* **STATED EXERCISE**
Only lines holding the string "data" are wanted; copy each one from the material.

Extracted records:

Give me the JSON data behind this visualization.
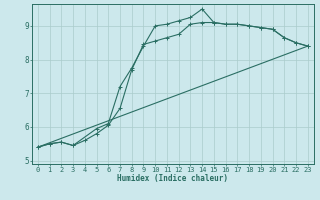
{
  "xlabel": "Humidex (Indice chaleur)",
  "ylabel": "",
  "bg_color": "#cce8ec",
  "grid_color": "#aacccc",
  "line_color": "#2a6e63",
  "xlim": [
    -0.5,
    23.5
  ],
  "ylim": [
    4.9,
    9.65
  ],
  "yticks": [
    5,
    6,
    7,
    8,
    9
  ],
  "xticks": [
    0,
    1,
    2,
    3,
    4,
    5,
    6,
    7,
    8,
    9,
    10,
    11,
    12,
    13,
    14,
    15,
    16,
    17,
    18,
    19,
    20,
    21,
    22,
    23
  ],
  "line1_x": [
    0,
    1,
    2,
    3,
    4,
    5,
    6,
    7,
    8,
    9,
    10,
    11,
    12,
    13,
    14,
    15,
    16,
    17,
    18,
    19,
    20,
    21,
    22,
    23
  ],
  "line1_y": [
    5.4,
    5.5,
    5.55,
    5.45,
    5.6,
    5.8,
    6.05,
    6.55,
    7.7,
    8.45,
    8.55,
    8.65,
    8.75,
    9.05,
    9.1,
    9.1,
    9.05,
    9.05,
    9.0,
    8.95,
    8.9,
    8.65,
    8.5,
    8.4
  ],
  "line2_x": [
    0,
    1,
    2,
    3,
    5,
    6,
    7,
    8,
    9,
    10,
    11,
    12,
    13,
    14,
    15,
    16,
    17,
    18,
    19,
    20,
    21,
    22,
    23
  ],
  "line2_y": [
    5.4,
    5.5,
    5.55,
    5.45,
    5.95,
    6.1,
    7.2,
    7.75,
    8.4,
    9.0,
    9.05,
    9.15,
    9.25,
    9.5,
    9.1,
    9.05,
    9.05,
    9.0,
    8.95,
    8.9,
    8.65,
    8.5,
    8.4
  ],
  "line3_x": [
    0,
    23
  ],
  "line3_y": [
    5.4,
    8.4
  ]
}
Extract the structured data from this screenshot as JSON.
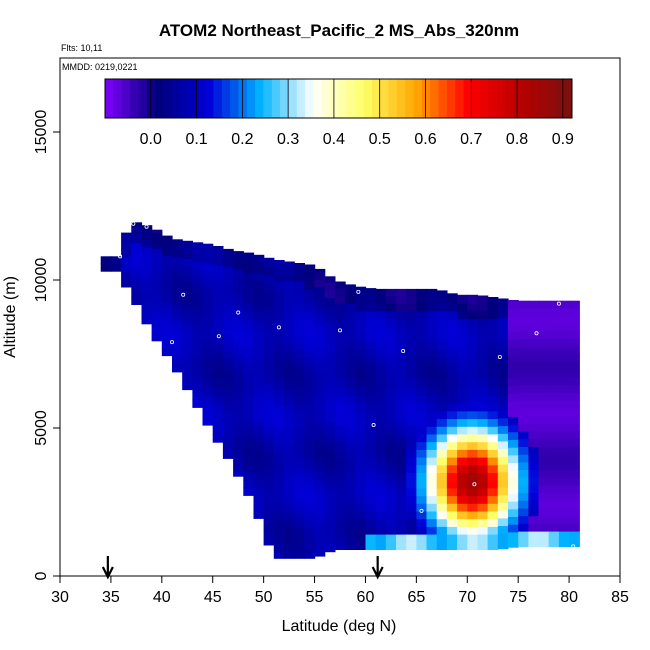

* **SOLUTION TO THIS EXERCISE**
Give me the JSON data behind this visualization.
Extract the structured data from this screenshot as JSON.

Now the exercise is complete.